Instruction:
Reproduce the listing below exactly. Pictures do not belong in the copy.

═══ Input data

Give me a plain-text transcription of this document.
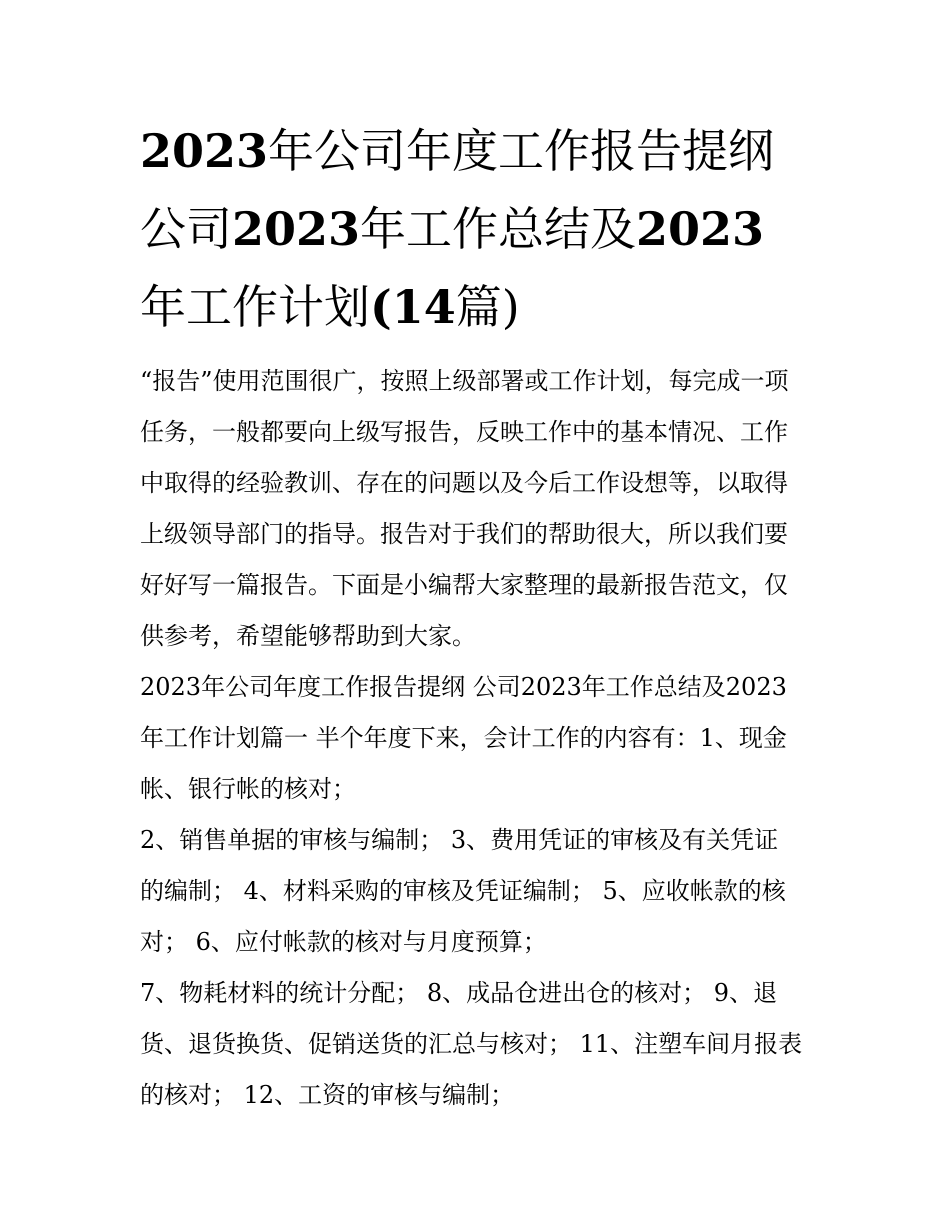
2023年公司年度工作报告提纲
公司2023年工作总结及2023
年工作计划(14篇)

“报告”使用范围很广，按照上级部署或工作计划，每完成一项
任务，一般都要向上级写报告，反映工作中的基本情况、工作
中取得的经验教训、存在的问题以及今后工作设想等，以取得
上级领导部门的指导。报告对于我们的帮助很大，所以我们要
好好写一篇报告。下面是小编帮大家整理的最新报告范文，仅
供参考，希望能够帮助到大家。

2023年公司年度工作报告提纲 公司2023年工作总结及2023
年工作计划篇一 半个年度下来，会计工作的内容有：1、现金
帐、银行帐的核对；

2、销售单据的审核与编制； 3、费用凭证的审核及有关凭证
的编制； 4、材料采购的审核及凭证编制； 5、应收帐款的核
对； 6、应付帐款的核对与月度预算；

7、物耗材料的统计分配； 8、成品仓进出仓的核对； 9、退
货、退货换货、促销送货的汇总与核对； 11、注塑车间月报表
的核对； 12、工资的审核与编制；
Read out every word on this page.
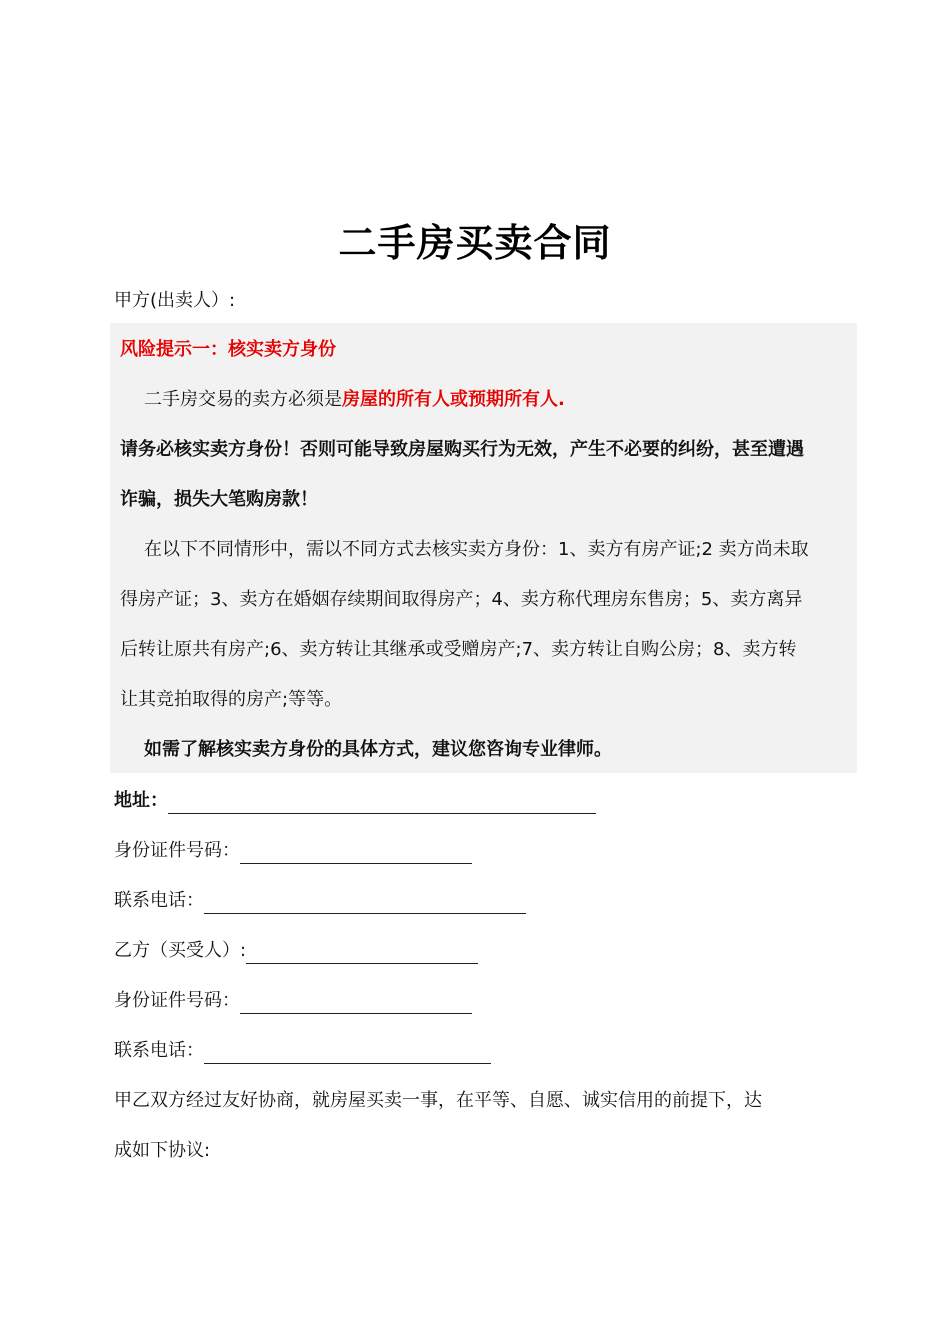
二手房买卖合同
甲方(出卖人）:
风险提示一：核实卖方身份
二手房交易的卖方必须是房屋的所有人或预期所有人.
请务必核实卖方身份！否则可能导致房屋购买行为无效，产生不必要的纠纷，甚至遭遇
诈骗，损失大笔购房款！
在以下不同情形中，需以不同方式去核实卖方身份：1、卖方有房产证;2 卖方尚未取
得房产证；3、卖方在婚姻存续期间取得房产；4、卖方称代理房东售房；5、卖方离异
后转让原共有房产;6、卖方转让其继承或受赠房产;7、卖方转让自购公房；8、卖方转
让其竞拍取得的房产;等等。
如需了解核实卖方身份的具体方式，建议您咨询专业律师。
地址：
身份证件号码：
联系电话：
乙方（买受人）:
身份证件号码：
联系电话：
甲乙双方经过友好协商，就房屋买卖一事，在平等、自愿、诚实信用的前提下，达
成如下协议:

══════

Exercise response:
Give me a plain-text transcription of this document.
2023年公司年度工作报告提纲
公司2023年工作总结及2023
年工作计划(14篇)

“报告”使用范围很广，按照上级部署或工作计划，每完成一项
任务，一般都要向上级写报告，反映工作中的基本情况、工作
中取得的经验教训、存在的问题以及今后工作设想等，以取得
上级领导部门的指导。报告对于我们的帮助很大，所以我们要
好好写一篇报告。下面是小编帮大家整理的最新报告范文，仅
供参考，希望能够帮助到大家。

2023年公司年度工作报告提纲 公司2023年工作总结及2023
年工作计划篇一 半个年度下来，会计工作的内容有：1、现金
帐、银行帐的核对；

2、销售单据的审核与编制； 3、费用凭证的审核及有关凭证
的编制； 4、材料采购的审核及凭证编制； 5、应收帐款的核
对； 6、应付帐款的核对与月度预算；

7、物耗材料的统计分配； 8、成品仓进出仓的核对； 9、退
货、退货换货、促销送货的汇总与核对； 11、注塑车间月报表
的核对； 12、工资的审核与编制；
Read out every word on this page.
二手房买卖合同
甲方(出卖人）:
风险提示一：核实卖方身份
二手房交易的卖方必须是房屋的所有人或预期所有人.
请务必核实卖方身份！否则可能导致房屋购买行为无效，产生不必要的纠纷，甚至遭遇
诈骗，损失大笔购房款！
在以下不同情形中，需以不同方式去核实卖方身份：1、卖方有房产证;2 卖方尚未取
得房产证；3、卖方在婚姻存续期间取得房产；4、卖方称代理房东售房；5、卖方离异
后转让原共有房产;6、卖方转让其继承或受赠房产;7、卖方转让自购公房；8、卖方转
让其竞拍取得的房产;等等。
如需了解核实卖方身份的具体方式，建议您咨询专业律师。
地址：
身份证件号码：
联系电话：
乙方（买受人）:
身份证件号码：
联系电话：
甲乙双方经过友好协商，就房屋买卖一事，在平等、自愿、诚实信用的前提下，达
成如下协议:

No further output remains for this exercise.